• [AIM] Report how many lines contain the word "prefix", with no other text.

• [Data listing]
▶

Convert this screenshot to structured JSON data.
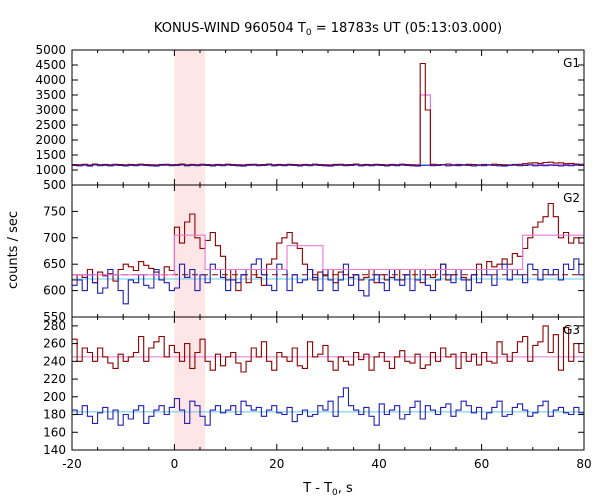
{
  "chart_data": {
    "type": "line",
    "title": {
      "prefix": "KONUS-WIND 960504 T",
      "subscript": "0",
      "suffix": " = 18783s UT (05:13:03.000)"
    },
    "xlabel": {
      "prefix": "T - T",
      "subscript": "0",
      "suffix": ", s"
    },
    "ylabel": "counts / sec",
    "xlim": [
      -20,
      80
    ],
    "xticks": [
      -20,
      0,
      20,
      40,
      60,
      80
    ],
    "highlight_interval": [
      0,
      6
    ],
    "colors": {
      "dark_red": "#8b0000",
      "blue": "#1f1fb4",
      "pink": "#e878d8",
      "cyan": "#66c8e8",
      "shade": "#ffe6e6"
    },
    "panels": [
      {
        "label": "G1",
        "ylim": [
          500,
          5000
        ],
        "yticks": [
          500,
          1000,
          1500,
          2000,
          2500,
          3000,
          3500,
          4000,
          4500,
          5000
        ],
        "bin_start": -20,
        "bin_width": 1,
        "series": [
          {
            "color_key": "dark_red",
            "values": [
              1180,
              1170,
              1190,
              1160,
              1200,
              1175,
              1185,
              1170,
              1190,
              1180,
              1165,
              1185,
              1175,
              1195,
              1180,
              1170,
              1160,
              1185,
              1190,
              1175,
              1180,
              1200,
              1170,
              1185,
              1175,
              1190,
              1180,
              1165,
              1185,
              1175,
              1195,
              1180,
              1170,
              1160,
              1185,
              1190,
              1175,
              1180,
              1200,
              1170,
              1185,
              1175,
              1190,
              1180,
              1165,
              1185,
              1175,
              1195,
              1180,
              1170,
              1160,
              1185,
              1190,
              1175,
              1180,
              1200,
              1170,
              1185,
              1175,
              1190,
              1180,
              1165,
              1185,
              1175,
              1195,
              1180,
              1170,
              1160,
              4550,
              3000,
              1190,
              1175,
              1180,
              1200,
              1170,
              1185,
              1175,
              1190,
              1180,
              1165,
              1185,
              1175,
              1195,
              1180,
              1170,
              1160,
              1185,
              1190,
              1210,
              1230,
              1240,
              1220,
              1250,
              1260,
              1230,
              1240,
              1210,
              1220,
              1200,
              1190
            ]
          },
          {
            "color_key": "blue",
            "values": [
              1150,
              1140,
              1160,
              1130,
              1170,
              1145,
              1155,
              1140,
              1160,
              1150,
              1135,
              1155,
              1145,
              1165,
              1150,
              1140,
              1130,
              1155,
              1160,
              1145,
              1150,
              1170,
              1140,
              1155,
              1145,
              1160,
              1150,
              1135,
              1155,
              1145,
              1165,
              1150,
              1140,
              1130,
              1155,
              1160,
              1145,
              1150,
              1170,
              1140,
              1155,
              1145,
              1160,
              1150,
              1135,
              1155,
              1145,
              1165,
              1150,
              1140,
              1130,
              1155,
              1160,
              1145,
              1150,
              1170,
              1140,
              1155,
              1145,
              1160,
              1150,
              1135,
              1155,
              1145,
              1165,
              1150,
              1140,
              1130,
              1155,
              1160,
              1145,
              1150,
              1170,
              1140,
              1155,
              1145,
              1160,
              1150,
              1135,
              1155,
              1145,
              1165,
              1150,
              1140,
              1130,
              1155,
              1160,
              1145,
              1150,
              1170,
              1140,
              1155,
              1145,
              1160,
              1150,
              1135,
              1155,
              1145,
              1165,
              1150
            ]
          }
        ],
        "step_series": [
          {
            "color_key": "pink",
            "edges": [
              -20,
              48,
              50,
              80
            ],
            "values": [
              1180,
              3500,
              1180
            ]
          }
        ],
        "levels": [
          {
            "color_key": "cyan",
            "value": 1165
          }
        ]
      },
      {
        "label": "G2",
        "ylim": [
          550,
          800
        ],
        "yticks": [
          550,
          600,
          650,
          700,
          750
        ],
        "bin_start": -20,
        "bin_width": 1,
        "series": [
          {
            "color_key": "dark_red",
            "values": [
              620,
              630,
              625,
              640,
              615,
              635,
              628,
              632,
              618,
              640,
              650,
              645,
              638,
              655,
              648,
              642,
              635,
              620,
              645,
              638,
              720,
              690,
              730,
              745,
              700,
              680,
              695,
              710,
              685,
              665,
              620,
              640,
              600,
              630,
              615,
              640,
              625,
              610,
              650,
              660,
              690,
              700,
              710,
              690,
              680,
              650,
              640,
              620,
              635,
              628,
              640,
              615,
              635,
              640,
              625,
              630,
              620,
              625,
              640,
              615,
              630,
              620,
              625,
              640,
              620,
              630,
              640,
              620,
              615,
              630,
              625,
              640,
              650,
              620,
              630,
              640,
              625,
              620,
              630,
              650,
              640,
              655,
              645,
              650,
              660,
              650,
              670,
              665,
              680,
              700,
              720,
              730,
              740,
              765,
              740,
              700,
              710,
              690,
              700,
              690
            ]
          },
          {
            "color_key": "blue",
            "values": [
              610,
              620,
              600,
              630,
              615,
              595,
              605,
              640,
              630,
              600,
              575,
              620,
              615,
              630,
              610,
              605,
              640,
              620,
              615,
              600,
              605,
              650,
              625,
              640,
              600,
              630,
              615,
              650,
              640,
              625,
              600,
              620,
              615,
              630,
              640,
              650,
              660,
              630,
              610,
              600,
              650,
              640,
              600,
              630,
              615,
              620,
              640,
              625,
              600,
              640,
              620,
              600,
              620,
              650,
              610,
              630,
              600,
              590,
              620,
              630,
              615,
              600,
              640,
              620,
              610,
              630,
              600,
              620,
              640,
              610,
              600,
              620,
              650,
              630,
              615,
              640,
              620,
              600,
              630,
              615,
              640,
              630,
              610,
              640,
              650,
              620,
              640,
              630,
              615,
              650,
              640,
              620,
              640,
              630,
              640,
              620,
              650,
              640,
              660,
              630
            ]
          },
          {
            "color_key": "pink",
            "values": [
              630,
              630,
              630,
              630,
              630,
              630,
              630,
              630,
              630,
              630,
              630,
              630,
              630,
              630,
              630,
              630,
              630,
              630,
              630,
              630,
              705,
              705,
              705,
              705,
              705,
              705,
              640,
              640,
              640,
              640,
              640,
              640,
              640,
              640,
              640,
              640,
              640,
              640,
              640,
              640,
              640,
              640,
              685,
              685,
              685,
              685,
              685,
              685,
              685,
              640,
              640,
              640,
              640,
              640,
              640,
              640,
              640,
              640,
              640,
              640,
              640,
              640,
              640,
              640,
              640,
              640,
              640,
              640,
              640,
              640,
              640,
              640,
              640,
              640,
              640,
              640,
              640,
              640,
              640,
              640,
              640,
              640,
              640,
              640,
              640,
              640,
              640,
              640,
              705,
              705,
              705,
              705,
              705,
              705,
              705,
              705,
              705,
              705,
              705,
              705
            ]
          }
        ],
        "levels": [
          {
            "color_key": "dark_red",
            "value": 630,
            "dashed": true
          },
          {
            "color_key": "cyan",
            "value": 622
          }
        ]
      },
      {
        "label": "G3",
        "ylim": [
          140,
          290
        ],
        "yticks": [
          140,
          160,
          180,
          200,
          220,
          240,
          260,
          280
        ],
        "bin_start": -20,
        "bin_width": 1,
        "series": [
          {
            "color_key": "dark_red",
            "values": [
              265,
              240,
              255,
              250,
              240,
              255,
              245,
              238,
              232,
              248,
              240,
              245,
              250,
              268,
              240,
              255,
              262,
              268,
              245,
              258,
              250,
              240,
              260,
              232,
              250,
              265,
              240,
              230,
              248,
              235,
              245,
              250,
              238,
              228,
              240,
              255,
              245,
              262,
              240,
              230,
              250,
              245,
              240,
              255,
              235,
              232,
              262,
              245,
              248,
              258,
              240,
              230,
              245,
              240,
              236,
              250,
              242,
              248,
              230,
              245,
              250,
              240,
              232,
              245,
              252,
              240,
              238,
              248,
              232,
              236,
              250,
              240,
              255,
              245,
              248,
              232,
              250,
              240,
              248,
              236,
              250,
              240,
              238,
              262,
              248,
              240,
              250,
              262,
              268,
              240,
              258,
              262,
              280,
              250,
              270,
              230,
              278,
              240,
              260,
              250
            ]
          },
          {
            "color_key": "blue",
            "values": [
              185,
              180,
              190,
              178,
              170,
              182,
              188,
              175,
              185,
              168,
              180,
              175,
              185,
              190,
              170,
              178,
              185,
              190,
              180,
              188,
              198,
              185,
              170,
              195,
              190,
              178,
              168,
              185,
              190,
              182,
              185,
              190,
              180,
              195,
              190,
              185,
              188,
              178,
              185,
              190,
              182,
              180,
              188,
              172,
              180,
              185,
              178,
              180,
              190,
              185,
              195,
              178,
              200,
              210,
              190,
              185,
              180,
              188,
              178,
              168,
              192,
              180,
              185,
              190,
              175,
              180,
              188,
              195,
              175,
              190,
              185,
              180,
              188,
              192,
              178,
              185,
              195,
              190,
              182,
              188,
              175,
              182,
              188,
              195,
              178,
              180,
              188,
              192,
              185,
              178,
              182,
              190,
              195,
              178,
              185,
              188,
              182,
              180,
              188,
              182
            ]
          }
        ],
        "levels": [
          {
            "color_key": "pink",
            "value": 245
          },
          {
            "color_key": "cyan",
            "value": 183
          }
        ]
      }
    ]
  }
}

◀

• [IN RESPONSE] 2